**AIM OF THE TASK:**
Output the entries verbatim, including every line.

[start]

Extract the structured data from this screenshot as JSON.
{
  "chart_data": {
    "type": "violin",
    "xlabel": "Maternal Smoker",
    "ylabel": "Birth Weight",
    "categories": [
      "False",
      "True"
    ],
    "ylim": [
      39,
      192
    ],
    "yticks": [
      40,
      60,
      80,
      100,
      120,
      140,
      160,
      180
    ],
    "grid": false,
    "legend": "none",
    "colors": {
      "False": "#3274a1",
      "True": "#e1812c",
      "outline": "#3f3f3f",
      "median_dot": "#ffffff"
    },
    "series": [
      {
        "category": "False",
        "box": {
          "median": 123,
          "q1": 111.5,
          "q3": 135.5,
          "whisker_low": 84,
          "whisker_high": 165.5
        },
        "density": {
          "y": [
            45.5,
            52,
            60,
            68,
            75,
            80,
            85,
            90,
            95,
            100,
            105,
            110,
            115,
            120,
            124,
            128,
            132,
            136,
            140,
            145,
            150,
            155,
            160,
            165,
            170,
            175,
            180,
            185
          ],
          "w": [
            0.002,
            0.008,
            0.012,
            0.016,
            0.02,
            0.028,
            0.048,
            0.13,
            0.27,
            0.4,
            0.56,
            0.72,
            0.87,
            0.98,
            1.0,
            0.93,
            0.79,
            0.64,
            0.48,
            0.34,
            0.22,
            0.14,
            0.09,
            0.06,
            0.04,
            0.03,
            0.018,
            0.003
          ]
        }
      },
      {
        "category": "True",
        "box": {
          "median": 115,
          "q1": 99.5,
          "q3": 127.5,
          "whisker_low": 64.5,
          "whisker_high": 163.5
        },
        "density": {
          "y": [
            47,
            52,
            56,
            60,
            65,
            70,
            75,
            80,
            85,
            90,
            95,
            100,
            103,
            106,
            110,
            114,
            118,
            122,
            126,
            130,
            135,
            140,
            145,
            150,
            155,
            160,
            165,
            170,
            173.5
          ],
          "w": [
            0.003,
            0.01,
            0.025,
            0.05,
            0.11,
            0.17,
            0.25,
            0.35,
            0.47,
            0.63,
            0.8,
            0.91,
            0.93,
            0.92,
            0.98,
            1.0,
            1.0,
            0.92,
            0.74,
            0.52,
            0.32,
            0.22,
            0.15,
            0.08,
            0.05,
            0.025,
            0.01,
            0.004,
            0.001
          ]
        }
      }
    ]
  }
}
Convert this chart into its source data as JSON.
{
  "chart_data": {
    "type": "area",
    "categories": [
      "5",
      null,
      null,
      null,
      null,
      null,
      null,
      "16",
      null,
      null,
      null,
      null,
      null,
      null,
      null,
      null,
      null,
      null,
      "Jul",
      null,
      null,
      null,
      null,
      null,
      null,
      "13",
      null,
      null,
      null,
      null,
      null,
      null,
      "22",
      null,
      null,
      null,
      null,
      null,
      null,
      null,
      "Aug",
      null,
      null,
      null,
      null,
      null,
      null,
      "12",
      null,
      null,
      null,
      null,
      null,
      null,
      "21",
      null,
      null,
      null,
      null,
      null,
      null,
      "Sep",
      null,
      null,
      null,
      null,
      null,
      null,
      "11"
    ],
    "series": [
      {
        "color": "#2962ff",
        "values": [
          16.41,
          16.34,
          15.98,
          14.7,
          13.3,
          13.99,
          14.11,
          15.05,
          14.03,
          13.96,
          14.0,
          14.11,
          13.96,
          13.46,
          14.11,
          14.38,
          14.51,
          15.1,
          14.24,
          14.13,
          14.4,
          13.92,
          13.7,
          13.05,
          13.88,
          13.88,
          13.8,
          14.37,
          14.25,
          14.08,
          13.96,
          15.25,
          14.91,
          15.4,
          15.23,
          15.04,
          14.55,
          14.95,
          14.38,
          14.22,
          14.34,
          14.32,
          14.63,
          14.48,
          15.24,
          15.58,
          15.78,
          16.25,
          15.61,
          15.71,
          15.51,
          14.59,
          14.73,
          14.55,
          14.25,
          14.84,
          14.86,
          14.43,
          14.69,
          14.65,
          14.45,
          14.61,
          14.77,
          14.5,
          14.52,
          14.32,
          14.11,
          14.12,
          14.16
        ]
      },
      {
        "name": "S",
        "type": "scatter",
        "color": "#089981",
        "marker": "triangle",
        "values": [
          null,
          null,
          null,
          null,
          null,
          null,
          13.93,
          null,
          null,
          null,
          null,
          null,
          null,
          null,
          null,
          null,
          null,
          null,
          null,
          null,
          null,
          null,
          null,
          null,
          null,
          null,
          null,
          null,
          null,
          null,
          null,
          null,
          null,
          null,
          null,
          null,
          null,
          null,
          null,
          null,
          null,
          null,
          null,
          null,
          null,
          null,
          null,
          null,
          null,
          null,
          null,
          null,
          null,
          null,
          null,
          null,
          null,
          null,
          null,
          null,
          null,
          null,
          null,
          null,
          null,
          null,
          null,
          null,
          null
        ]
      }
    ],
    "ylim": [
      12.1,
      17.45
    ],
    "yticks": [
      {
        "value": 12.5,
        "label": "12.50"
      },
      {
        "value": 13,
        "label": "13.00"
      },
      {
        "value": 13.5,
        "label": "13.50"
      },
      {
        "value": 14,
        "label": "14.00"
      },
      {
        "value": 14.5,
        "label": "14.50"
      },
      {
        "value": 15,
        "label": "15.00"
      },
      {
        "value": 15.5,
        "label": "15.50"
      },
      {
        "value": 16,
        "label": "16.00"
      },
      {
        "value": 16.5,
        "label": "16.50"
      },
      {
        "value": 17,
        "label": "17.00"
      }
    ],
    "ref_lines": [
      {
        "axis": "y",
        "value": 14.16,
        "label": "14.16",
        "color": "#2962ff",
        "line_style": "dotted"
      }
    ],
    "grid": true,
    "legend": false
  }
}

[end]

**ANSWER TO THE EXERCISE:**
Extract the structured data from this screenshot as JSON.
{
  "chart_data": {
    "type": "violin",
    "xlabel": "Maternal Smoker",
    "ylabel": "Birth Weight",
    "categories": [
      "False",
      "True"
    ],
    "ylim": [
      39,
      192
    ],
    "yticks": [
      40,
      60,
      80,
      100,
      120,
      140,
      160,
      180
    ],
    "grid": false,
    "legend": "none",
    "colors": {
      "False": "#3274a1",
      "True": "#e1812c",
      "outline": "#3f3f3f",
      "median_dot": "#ffffff"
    },
    "series": [
      {
        "category": "False",
        "box": {
          "median": 123,
          "q1": 111.5,
          "q3": 135.5,
          "whisker_low": 84,
          "whisker_high": 165.5
        },
        "density": {
          "y": [
            45.5,
            52,
            60,
            68,
            75,
            80,
            85,
            90,
            95,
            100,
            105,
            110,
            115,
            120,
            124,
            128,
            132,
            136,
            140,
            145,
            150,
            155,
            160,
            165,
            170,
            175,
            180,
            185
          ],
          "w": [
            0.002,
            0.008,
            0.012,
            0.016,
            0.02,
            0.028,
            0.048,
            0.13,
            0.27,
            0.4,
            0.56,
            0.72,
            0.87,
            0.98,
            1.0,
            0.93,
            0.79,
            0.64,
            0.48,
            0.34,
            0.22,
            0.14,
            0.09,
            0.06,
            0.04,
            0.03,
            0.018,
            0.003
          ]
        }
      },
      {
        "category": "True",
        "box": {
          "median": 115,
          "q1": 99.5,
          "q3": 127.5,
          "whisker_low": 64.5,
          "whisker_high": 163.5
        },
        "density": {
          "y": [
            47,
            52,
            56,
            60,
            65,
            70,
            75,
            80,
            85,
            90,
            95,
            100,
            103,
            106,
            110,
            114,
            118,
            122,
            126,
            130,
            135,
            140,
            145,
            150,
            155,
            160,
            165,
            170,
            173.5
          ],
          "w": [
            0.003,
            0.01,
            0.025,
            0.05,
            0.11,
            0.17,
            0.25,
            0.35,
            0.47,
            0.63,
            0.8,
            0.91,
            0.93,
            0.92,
            0.98,
            1.0,
            1.0,
            0.92,
            0.74,
            0.52,
            0.32,
            0.22,
            0.15,
            0.08,
            0.05,
            0.025,
            0.01,
            0.004,
            0.001
          ]
        }
      }
    ]
  }
}
Convert this chart into its source data as JSON.
{
  "chart_data": {
    "type": "area",
    "categories": [
      "5",
      null,
      null,
      null,
      null,
      null,
      null,
      "16",
      null,
      null,
      null,
      null,
      null,
      null,
      null,
      null,
      null,
      null,
      "Jul",
      null,
      null,
      null,
      null,
      null,
      null,
      "13",
      null,
      null,
      null,
      null,
      null,
      null,
      "22",
      null,
      null,
      null,
      null,
      null,
      null,
      null,
      "Aug",
      null,
      null,
      null,
      null,
      null,
      null,
      "12",
      null,
      null,
      null,
      null,
      null,
      null,
      "21",
      null,
      null,
      null,
      null,
      null,
      null,
      "Sep",
      null,
      null,
      null,
      null,
      null,
      null,
      "11"
    ],
    "series": [
      {
        "color": "#2962ff",
        "values": [
          16.41,
          16.34,
          15.98,
          14.7,
          13.3,
          13.99,
          14.11,
          15.05,
          14.03,
          13.96,
          14.0,
          14.11,
          13.96,
          13.46,
          14.11,
          14.38,
          14.51,
          15.1,
          14.24,
          14.13,
          14.4,
          13.92,
          13.7,
          13.05,
          13.88,
          13.88,
          13.8,
          14.37,
          14.25,
          14.08,
          13.96,
          15.25,
          14.91,
          15.4,
          15.23,
          15.04,
          14.55,
          14.95,
          14.38,
          14.22,
          14.34,
          14.32,
          14.63,
          14.48,
          15.24,
          15.58,
          15.78,
          16.25,
          15.61,
          15.71,
          15.51,
          14.59,
          14.73,
          14.55,
          14.25,
          14.84,
          14.86,
          14.43,
          14.69,
          14.65,
          14.45,
          14.61,
          14.77,
          14.5,
          14.52,
          14.32,
          14.11,
          14.12,
          14.16
        ]
      },
      {
        "name": "S",
        "type": "scatter",
        "color": "#089981",
        "marker": "triangle",
        "values": [
          null,
          null,
          null,
          null,
          null,
          null,
          13.93,
          null,
          null,
          null,
          null,
          null,
          null,
          null,
          null,
          null,
          null,
          null,
          null,
          null,
          null,
          null,
          null,
          null,
          null,
          null,
          null,
          null,
          null,
          null,
          null,
          null,
          null,
          null,
          null,
          null,
          null,
          null,
          null,
          null,
          null,
          null,
          null,
          null,
          null,
          null,
          null,
          null,
          null,
          null,
          null,
          null,
          null,
          null,
          null,
          null,
          null,
          null,
          null,
          null,
          null,
          null,
          null,
          null,
          null,
          null,
          null,
          null,
          null
        ]
      }
    ],
    "ylim": [
      12.1,
      17.45
    ],
    "yticks": [
      {
        "value": 12.5,
        "label": "12.50"
      },
      {
        "value": 13,
        "label": "13.00"
      },
      {
        "value": 13.5,
        "label": "13.50"
      },
      {
        "value": 14,
        "label": "14.00"
      },
      {
        "value": 14.5,
        "label": "14.50"
      },
      {
        "value": 15,
        "label": "15.00"
      },
      {
        "value": 15.5,
        "label": "15.50"
      },
      {
        "value": 16,
        "label": "16.00"
      },
      {
        "value": 16.5,
        "label": "16.50"
      },
      {
        "value": 17,
        "label": "17.00"
      }
    ],
    "ref_lines": [
      {
        "axis": "y",
        "value": 14.16,
        "label": "14.16",
        "color": "#2962ff",
        "line_style": "dotted"
      }
    ],
    "grid": true,
    "legend": false
  }
}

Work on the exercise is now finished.